ABOUT THIS TASK:
From the entries below, return every line that includes the word "droot".

AVAILABLE RECORDS:

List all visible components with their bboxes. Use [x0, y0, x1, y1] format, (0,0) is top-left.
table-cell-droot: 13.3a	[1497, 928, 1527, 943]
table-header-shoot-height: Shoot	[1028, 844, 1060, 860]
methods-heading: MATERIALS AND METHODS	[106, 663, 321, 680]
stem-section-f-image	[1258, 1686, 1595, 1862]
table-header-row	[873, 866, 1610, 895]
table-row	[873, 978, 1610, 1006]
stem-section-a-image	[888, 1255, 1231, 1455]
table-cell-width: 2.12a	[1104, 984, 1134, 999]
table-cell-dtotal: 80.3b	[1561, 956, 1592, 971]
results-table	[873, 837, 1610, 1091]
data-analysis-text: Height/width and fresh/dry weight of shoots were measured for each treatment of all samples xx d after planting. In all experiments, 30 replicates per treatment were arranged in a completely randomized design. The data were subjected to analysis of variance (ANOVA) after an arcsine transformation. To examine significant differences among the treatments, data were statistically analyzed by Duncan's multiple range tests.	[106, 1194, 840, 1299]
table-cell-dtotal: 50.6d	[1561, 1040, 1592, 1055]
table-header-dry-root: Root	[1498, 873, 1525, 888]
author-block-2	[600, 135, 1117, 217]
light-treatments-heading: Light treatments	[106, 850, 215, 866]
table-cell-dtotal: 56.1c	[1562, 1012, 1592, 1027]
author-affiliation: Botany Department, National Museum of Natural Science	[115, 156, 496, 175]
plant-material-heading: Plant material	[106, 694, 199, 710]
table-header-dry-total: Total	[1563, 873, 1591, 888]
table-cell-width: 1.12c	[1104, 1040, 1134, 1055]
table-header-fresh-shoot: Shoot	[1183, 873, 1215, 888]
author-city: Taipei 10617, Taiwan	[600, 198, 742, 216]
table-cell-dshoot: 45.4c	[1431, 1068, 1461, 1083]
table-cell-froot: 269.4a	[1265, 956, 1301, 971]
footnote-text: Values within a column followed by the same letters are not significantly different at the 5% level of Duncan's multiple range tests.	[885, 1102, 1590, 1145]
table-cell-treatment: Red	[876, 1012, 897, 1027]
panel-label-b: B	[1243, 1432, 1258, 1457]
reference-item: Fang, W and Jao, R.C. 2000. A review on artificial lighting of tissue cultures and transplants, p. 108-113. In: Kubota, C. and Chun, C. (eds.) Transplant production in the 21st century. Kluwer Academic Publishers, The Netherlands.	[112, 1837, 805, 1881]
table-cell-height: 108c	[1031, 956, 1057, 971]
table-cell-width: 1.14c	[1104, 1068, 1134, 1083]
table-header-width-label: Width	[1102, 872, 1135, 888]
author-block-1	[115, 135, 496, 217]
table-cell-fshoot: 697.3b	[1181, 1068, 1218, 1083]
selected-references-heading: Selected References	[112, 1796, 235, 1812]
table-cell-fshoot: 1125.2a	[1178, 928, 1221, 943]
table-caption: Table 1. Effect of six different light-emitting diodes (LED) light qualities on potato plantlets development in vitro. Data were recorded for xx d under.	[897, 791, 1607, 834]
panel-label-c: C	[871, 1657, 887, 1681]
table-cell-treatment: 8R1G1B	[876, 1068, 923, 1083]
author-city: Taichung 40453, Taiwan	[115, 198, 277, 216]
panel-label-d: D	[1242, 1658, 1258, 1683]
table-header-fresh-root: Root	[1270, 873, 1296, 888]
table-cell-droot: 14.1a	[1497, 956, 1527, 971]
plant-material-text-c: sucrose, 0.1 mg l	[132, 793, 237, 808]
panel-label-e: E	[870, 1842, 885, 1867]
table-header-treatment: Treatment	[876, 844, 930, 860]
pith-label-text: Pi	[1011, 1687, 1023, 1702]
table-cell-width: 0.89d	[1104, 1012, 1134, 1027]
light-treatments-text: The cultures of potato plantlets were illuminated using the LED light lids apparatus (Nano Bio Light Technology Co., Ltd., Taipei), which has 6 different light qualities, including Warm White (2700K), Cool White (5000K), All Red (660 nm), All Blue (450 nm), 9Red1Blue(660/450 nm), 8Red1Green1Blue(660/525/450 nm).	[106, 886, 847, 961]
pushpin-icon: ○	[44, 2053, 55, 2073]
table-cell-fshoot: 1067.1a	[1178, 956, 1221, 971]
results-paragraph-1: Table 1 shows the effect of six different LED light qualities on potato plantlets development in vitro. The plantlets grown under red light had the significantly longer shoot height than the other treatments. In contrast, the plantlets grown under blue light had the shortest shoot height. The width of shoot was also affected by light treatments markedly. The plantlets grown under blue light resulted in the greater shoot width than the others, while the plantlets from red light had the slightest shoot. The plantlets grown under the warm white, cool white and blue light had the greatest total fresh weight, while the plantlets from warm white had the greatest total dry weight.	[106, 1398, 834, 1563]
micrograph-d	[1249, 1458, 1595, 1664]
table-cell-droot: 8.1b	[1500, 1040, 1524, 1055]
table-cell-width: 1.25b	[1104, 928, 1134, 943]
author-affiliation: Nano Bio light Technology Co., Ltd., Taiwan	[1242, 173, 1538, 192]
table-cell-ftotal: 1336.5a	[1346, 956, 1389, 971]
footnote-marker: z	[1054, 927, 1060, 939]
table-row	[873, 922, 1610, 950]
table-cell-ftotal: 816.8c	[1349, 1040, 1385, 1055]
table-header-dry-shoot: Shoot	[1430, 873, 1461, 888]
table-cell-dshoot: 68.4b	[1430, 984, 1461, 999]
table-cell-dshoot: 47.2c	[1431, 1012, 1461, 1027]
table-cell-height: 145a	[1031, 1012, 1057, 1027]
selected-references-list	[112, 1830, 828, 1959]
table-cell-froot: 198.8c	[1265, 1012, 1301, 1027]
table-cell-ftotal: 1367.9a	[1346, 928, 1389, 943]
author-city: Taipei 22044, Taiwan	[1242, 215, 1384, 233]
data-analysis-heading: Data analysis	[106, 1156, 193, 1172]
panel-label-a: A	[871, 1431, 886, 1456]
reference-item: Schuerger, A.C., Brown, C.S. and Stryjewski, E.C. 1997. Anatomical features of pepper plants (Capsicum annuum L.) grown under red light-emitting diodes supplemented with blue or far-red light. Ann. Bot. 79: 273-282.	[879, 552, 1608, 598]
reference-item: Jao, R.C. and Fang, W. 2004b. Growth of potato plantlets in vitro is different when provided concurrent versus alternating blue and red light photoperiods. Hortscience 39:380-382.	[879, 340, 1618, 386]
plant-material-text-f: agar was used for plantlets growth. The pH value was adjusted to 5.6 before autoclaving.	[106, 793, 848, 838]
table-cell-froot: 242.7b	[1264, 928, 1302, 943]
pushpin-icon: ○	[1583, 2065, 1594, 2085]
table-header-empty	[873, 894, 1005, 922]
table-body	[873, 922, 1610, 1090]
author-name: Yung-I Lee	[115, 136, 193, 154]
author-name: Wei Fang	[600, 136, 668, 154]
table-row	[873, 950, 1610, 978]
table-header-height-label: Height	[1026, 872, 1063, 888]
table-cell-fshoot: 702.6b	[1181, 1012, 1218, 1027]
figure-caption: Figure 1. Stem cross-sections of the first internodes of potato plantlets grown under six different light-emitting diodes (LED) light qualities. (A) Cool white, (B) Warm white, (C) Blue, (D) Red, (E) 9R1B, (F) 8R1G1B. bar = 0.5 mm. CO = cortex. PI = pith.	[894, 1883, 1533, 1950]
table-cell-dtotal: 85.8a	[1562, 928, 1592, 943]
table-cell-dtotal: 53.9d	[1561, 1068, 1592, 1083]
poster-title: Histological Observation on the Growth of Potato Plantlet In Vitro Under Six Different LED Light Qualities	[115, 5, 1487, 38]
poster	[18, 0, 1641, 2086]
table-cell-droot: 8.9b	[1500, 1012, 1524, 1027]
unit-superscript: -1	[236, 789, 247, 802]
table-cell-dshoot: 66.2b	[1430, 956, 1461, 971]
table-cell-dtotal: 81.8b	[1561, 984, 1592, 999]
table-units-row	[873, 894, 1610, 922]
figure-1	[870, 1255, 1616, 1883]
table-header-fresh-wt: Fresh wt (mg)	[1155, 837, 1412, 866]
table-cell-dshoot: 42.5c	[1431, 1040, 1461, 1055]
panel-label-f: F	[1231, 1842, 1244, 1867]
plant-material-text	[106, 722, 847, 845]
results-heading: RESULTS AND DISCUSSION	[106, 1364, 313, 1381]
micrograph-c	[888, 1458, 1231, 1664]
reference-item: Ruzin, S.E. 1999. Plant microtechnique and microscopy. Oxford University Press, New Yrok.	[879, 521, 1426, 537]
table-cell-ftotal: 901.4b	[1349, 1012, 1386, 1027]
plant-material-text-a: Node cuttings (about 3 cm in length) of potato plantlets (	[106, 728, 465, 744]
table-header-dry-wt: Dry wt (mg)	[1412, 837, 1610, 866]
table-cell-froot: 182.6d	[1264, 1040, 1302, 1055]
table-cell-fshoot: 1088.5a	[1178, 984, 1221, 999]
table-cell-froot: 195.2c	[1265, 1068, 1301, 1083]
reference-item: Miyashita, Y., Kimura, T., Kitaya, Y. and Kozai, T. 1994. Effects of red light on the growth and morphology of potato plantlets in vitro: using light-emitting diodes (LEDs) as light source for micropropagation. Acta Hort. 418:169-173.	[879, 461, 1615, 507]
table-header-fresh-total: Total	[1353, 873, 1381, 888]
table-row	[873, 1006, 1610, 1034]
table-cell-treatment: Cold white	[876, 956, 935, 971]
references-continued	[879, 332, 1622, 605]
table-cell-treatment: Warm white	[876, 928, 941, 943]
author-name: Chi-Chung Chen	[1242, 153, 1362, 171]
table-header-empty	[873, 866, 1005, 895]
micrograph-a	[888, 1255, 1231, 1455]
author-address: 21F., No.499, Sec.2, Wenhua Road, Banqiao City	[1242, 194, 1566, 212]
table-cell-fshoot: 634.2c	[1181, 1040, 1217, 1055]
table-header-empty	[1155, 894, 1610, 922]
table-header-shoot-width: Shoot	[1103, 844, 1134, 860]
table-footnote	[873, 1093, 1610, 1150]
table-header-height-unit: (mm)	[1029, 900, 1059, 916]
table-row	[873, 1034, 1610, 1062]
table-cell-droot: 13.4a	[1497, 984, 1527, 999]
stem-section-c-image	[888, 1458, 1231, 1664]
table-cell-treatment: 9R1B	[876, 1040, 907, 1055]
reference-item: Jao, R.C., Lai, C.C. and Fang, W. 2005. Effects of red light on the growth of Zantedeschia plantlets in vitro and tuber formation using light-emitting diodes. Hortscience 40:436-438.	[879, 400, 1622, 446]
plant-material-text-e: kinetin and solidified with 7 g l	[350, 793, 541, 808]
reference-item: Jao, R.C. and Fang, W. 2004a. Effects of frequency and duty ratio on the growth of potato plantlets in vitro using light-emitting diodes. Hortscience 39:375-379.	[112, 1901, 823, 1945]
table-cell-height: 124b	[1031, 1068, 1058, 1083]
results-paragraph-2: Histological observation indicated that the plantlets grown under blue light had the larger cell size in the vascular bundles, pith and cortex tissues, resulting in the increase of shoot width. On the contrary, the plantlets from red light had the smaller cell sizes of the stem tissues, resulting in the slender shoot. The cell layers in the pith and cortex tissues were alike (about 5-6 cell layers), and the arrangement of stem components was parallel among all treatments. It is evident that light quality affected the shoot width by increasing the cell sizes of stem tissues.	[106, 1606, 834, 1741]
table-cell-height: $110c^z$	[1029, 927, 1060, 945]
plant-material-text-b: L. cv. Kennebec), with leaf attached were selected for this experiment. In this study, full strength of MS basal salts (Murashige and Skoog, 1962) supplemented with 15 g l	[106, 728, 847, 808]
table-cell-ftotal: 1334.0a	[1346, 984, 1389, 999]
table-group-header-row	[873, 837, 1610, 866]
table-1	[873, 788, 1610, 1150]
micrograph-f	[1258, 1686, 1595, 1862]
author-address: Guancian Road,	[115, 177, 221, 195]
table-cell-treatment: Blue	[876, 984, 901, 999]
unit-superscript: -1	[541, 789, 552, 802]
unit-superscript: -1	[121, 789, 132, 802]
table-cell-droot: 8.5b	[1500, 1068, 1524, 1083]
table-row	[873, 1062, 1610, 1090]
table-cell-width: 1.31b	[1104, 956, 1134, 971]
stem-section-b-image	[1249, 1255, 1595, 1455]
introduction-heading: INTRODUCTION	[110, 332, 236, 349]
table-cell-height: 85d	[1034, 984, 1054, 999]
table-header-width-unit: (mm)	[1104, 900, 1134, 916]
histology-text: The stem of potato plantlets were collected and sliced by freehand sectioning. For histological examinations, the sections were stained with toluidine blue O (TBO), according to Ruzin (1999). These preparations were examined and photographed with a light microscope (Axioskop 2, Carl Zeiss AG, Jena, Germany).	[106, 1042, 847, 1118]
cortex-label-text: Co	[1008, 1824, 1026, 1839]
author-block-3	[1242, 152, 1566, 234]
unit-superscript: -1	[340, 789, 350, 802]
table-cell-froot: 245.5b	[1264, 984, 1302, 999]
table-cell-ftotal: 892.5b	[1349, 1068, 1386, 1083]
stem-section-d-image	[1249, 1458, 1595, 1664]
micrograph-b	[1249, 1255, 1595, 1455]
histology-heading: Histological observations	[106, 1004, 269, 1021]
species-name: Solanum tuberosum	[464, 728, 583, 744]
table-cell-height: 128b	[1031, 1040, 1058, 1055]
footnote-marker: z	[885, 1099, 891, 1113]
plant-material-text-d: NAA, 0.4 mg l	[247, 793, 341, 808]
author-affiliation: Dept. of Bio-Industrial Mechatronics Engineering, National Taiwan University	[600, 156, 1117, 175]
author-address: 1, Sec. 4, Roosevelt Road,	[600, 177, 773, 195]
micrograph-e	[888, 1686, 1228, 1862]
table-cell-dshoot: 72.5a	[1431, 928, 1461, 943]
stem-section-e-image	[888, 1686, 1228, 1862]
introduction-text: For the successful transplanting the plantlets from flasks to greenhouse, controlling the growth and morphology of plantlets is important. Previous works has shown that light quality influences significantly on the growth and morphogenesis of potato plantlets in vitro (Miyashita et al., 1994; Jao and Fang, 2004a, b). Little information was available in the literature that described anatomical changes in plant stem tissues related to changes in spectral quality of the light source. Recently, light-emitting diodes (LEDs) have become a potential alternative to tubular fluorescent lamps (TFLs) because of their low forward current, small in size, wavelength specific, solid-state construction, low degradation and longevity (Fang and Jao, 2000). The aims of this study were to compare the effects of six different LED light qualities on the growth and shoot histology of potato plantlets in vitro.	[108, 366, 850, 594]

WORKED SOLUTION:
table-cell-droot: 13.3a	[1497, 928, 1527, 943]
table-cell-droot: 14.1a	[1497, 956, 1527, 971]
table-cell-droot: 8.1b	[1500, 1040, 1524, 1055]
table-cell-droot: 8.9b	[1500, 1012, 1524, 1027]
table-cell-droot: 13.4a	[1497, 984, 1527, 999]
table-cell-droot: 8.5b	[1500, 1068, 1524, 1083]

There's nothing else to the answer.